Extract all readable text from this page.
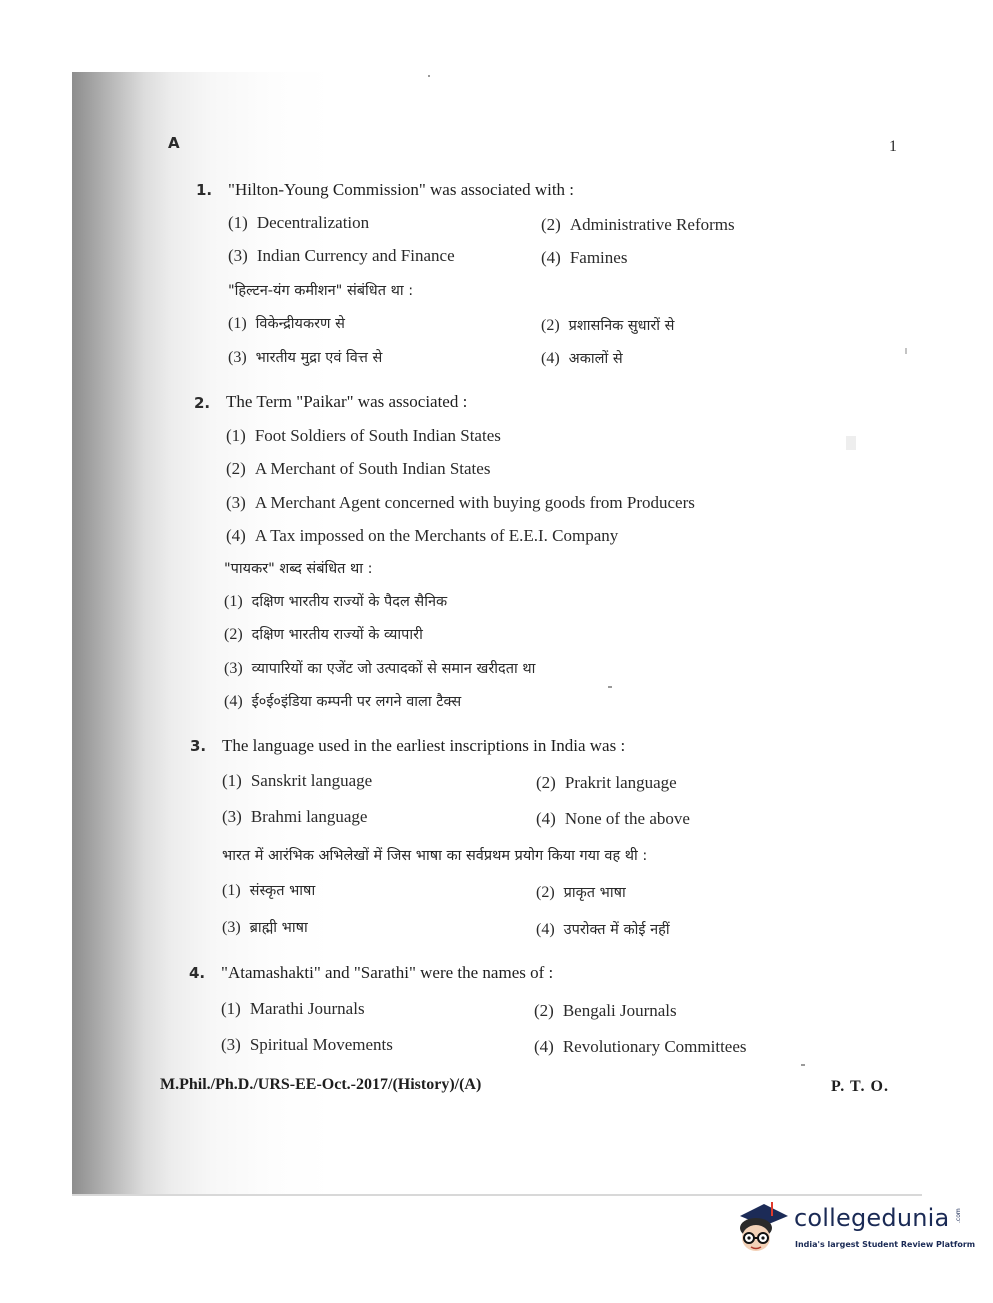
A	1
1. "Hilton-Young Commission" was associated with :
(1) Decentralization	(2) Administrative Reforms
(3) Indian Currency and Finance	(4) Famines
"हिल्टन-यंग कमीशन" संबंधित था :
(1) विकेन्द्रीयकरण से	(2) प्रशासनिक सुधारों से
(3) भारतीय मुद्रा एवं वित्त से	(4) अकालों से
2. The Term "Paikar" was associated :
(1) Foot Soldiers of South Indian States
(2) A Merchant of South Indian States
(3) A Merchant Agent concerned with buying goods from Producers
(4) A Tax impossed on the Merchants of E.E.I. Company
"पायकर" शब्द संबंधित था :
(1) दक्षिण भारतीय राज्यों के पैदल सैनिक
(2) दक्षिण भारतीय राज्यों के व्यापारी
(3) व्यापारियों का एजेंट जो उत्पादकों से समान खरीदता था
(4) ई०ई०इंडिया कम्पनी पर लगने वाला टैक्स
3. The language used in the earliest inscriptions in India was :
(1) Sanskrit language	(2) Prakrit language
(3) Brahmi language	(4) None of the above
भारत में आरंभिक अभिलेखों में जिस भाषा का सर्वप्रथम प्रयोग किया गया वह थी :
(1) संस्कृत भाषा	(2) प्राकृत भाषा
(3) ब्राह्मी भाषा	(4) उपरोक्त में कोई नहीं
4. "Atamashakti" and "Sarathi" were the names of :
(1) Marathi Journals	(2) Bengali Journals
(3) Spiritual Movements	(4) Revolutionary Committees
M.Phil./Ph.D./URS-EE-Oct.-2017/(History)/(A)	P. T. O.
collegedunia .com
India's largest Student Review Platform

# # # # # # #

* **Do this**: Leave out the pictures and return every record word for word.

* **The answer**:
Extract all readable text from this page.
A	1
1. "Hilton-Young Commission" was associated with :
(1) Decentralization	(2) Administrative Reforms
(3) Indian Currency and Finance	(4) Famines
"हिल्टन-यंग कमीशन" संबंधित था :
(1) विकेन्द्रीयकरण से	(2) प्रशासनिक सुधारों से
(3) भारतीय मुद्रा एवं वित्त से	(4) अकालों से
2. The Term "Paikar" was associated :
(1) Foot Soldiers of South Indian States
(2) A Merchant of South Indian States
(3) A Merchant Agent concerned with buying goods from Producers
(4) A Tax impossed on the Merchants of E.E.I. Company
"पायकर" शब्द संबंधित था :
(1) दक्षिण भारतीय राज्यों के पैदल सैनिक
(2) दक्षिण भारतीय राज्यों के व्यापारी
(3) व्यापारियों का एजेंट जो उत्पादकों से समान खरीदता था
(4) ई०ई०इंडिया कम्पनी पर लगने वाला टैक्स
3. The language used in the earliest inscriptions in India was :
(1) Sanskrit language	(2) Prakrit language
(3) Brahmi language	(4) None of the above
भारत में आरंभिक अभिलेखों में जिस भाषा का सर्वप्रथम प्रयोग किया गया वह थी :
(1) संस्कृत भाषा	(2) प्राकृत भाषा
(3) ब्राह्मी भाषा	(4) उपरोक्त में कोई नहीं
4. "Atamashakti" and "Sarathi" were the names of :
(1) Marathi Journals	(2) Bengali Journals
(3) Spiritual Movements	(4) Revolutionary Committees
M.Phil./Ph.D./URS-EE-Oct.-2017/(History)/(A)	P. T. O.
collegedunia .com
India's largest Student Review Platform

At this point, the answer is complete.